# TASK OBJECTIVE
Copy out each line containing "label" from the entries below.

-------- EXERCISE DATA --------

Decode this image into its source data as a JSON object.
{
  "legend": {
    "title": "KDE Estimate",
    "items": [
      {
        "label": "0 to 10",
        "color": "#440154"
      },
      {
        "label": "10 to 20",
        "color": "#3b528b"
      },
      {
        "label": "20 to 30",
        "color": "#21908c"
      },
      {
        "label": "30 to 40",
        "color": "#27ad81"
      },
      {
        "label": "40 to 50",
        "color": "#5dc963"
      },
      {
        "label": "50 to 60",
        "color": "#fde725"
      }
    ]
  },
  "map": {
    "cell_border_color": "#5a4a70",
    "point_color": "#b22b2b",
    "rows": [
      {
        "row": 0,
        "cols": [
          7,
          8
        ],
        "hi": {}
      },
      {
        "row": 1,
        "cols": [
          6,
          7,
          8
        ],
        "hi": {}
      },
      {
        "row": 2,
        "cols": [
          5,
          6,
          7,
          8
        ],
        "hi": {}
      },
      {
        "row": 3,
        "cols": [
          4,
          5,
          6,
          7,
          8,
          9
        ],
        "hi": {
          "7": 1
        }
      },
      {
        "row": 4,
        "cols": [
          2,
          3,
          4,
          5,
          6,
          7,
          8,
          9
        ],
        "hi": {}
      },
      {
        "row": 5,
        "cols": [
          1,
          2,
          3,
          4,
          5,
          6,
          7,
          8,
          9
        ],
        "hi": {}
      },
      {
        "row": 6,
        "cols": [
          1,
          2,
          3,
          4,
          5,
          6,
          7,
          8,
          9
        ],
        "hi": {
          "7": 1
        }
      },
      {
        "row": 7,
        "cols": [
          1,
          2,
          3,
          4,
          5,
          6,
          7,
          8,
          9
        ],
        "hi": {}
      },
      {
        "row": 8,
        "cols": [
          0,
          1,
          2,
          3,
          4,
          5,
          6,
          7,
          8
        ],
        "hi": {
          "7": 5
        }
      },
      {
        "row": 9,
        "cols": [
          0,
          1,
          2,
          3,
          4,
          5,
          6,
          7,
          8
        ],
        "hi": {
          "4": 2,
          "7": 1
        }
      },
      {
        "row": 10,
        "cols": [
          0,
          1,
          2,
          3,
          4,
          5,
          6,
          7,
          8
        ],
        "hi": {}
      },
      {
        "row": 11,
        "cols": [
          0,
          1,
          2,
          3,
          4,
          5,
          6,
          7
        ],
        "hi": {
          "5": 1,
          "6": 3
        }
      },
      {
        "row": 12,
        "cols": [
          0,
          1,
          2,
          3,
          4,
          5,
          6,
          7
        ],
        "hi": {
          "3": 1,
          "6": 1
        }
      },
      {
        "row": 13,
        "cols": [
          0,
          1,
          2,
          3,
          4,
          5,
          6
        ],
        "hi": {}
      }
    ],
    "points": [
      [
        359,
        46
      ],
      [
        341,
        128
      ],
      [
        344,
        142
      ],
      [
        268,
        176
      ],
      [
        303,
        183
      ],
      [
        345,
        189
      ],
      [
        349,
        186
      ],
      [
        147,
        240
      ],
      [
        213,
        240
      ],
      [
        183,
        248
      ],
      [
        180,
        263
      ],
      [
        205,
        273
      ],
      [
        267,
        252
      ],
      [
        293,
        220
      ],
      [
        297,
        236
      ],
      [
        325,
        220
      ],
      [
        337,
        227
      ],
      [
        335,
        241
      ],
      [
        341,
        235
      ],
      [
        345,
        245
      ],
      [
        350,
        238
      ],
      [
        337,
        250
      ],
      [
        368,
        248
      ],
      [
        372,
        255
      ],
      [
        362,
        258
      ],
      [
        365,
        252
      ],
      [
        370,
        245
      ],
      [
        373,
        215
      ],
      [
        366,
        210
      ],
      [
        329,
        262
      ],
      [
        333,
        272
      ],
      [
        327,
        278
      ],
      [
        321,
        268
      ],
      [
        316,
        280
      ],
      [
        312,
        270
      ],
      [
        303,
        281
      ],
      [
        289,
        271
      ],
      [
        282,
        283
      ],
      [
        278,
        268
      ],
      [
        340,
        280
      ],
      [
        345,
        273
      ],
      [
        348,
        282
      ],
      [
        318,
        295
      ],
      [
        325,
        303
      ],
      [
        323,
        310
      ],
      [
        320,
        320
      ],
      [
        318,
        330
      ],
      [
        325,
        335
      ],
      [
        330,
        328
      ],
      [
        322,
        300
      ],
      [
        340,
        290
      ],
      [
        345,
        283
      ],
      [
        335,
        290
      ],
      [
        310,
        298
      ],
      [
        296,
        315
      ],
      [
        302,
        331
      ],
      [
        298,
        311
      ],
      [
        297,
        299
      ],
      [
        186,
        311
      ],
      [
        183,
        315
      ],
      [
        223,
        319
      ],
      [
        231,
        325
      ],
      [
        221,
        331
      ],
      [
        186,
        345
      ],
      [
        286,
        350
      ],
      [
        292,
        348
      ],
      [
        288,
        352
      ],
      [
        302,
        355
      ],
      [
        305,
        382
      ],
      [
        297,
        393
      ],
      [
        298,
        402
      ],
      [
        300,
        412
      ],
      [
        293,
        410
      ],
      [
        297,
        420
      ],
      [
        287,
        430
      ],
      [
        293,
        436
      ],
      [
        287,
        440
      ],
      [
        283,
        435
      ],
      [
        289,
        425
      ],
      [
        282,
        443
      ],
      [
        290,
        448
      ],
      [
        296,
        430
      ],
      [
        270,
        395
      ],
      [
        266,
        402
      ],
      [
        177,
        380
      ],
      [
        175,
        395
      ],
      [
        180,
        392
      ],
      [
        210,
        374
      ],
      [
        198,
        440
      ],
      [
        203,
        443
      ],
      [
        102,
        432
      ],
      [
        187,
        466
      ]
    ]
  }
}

--------

# SOLUTION TO THE EXERCISE
        "label": "0 to 10",
        "label": "10 to 20",
        "label": "20 to 30",
        "label": "30 to 40",
        "label": "40 to 50",
        "label": "50 to 60",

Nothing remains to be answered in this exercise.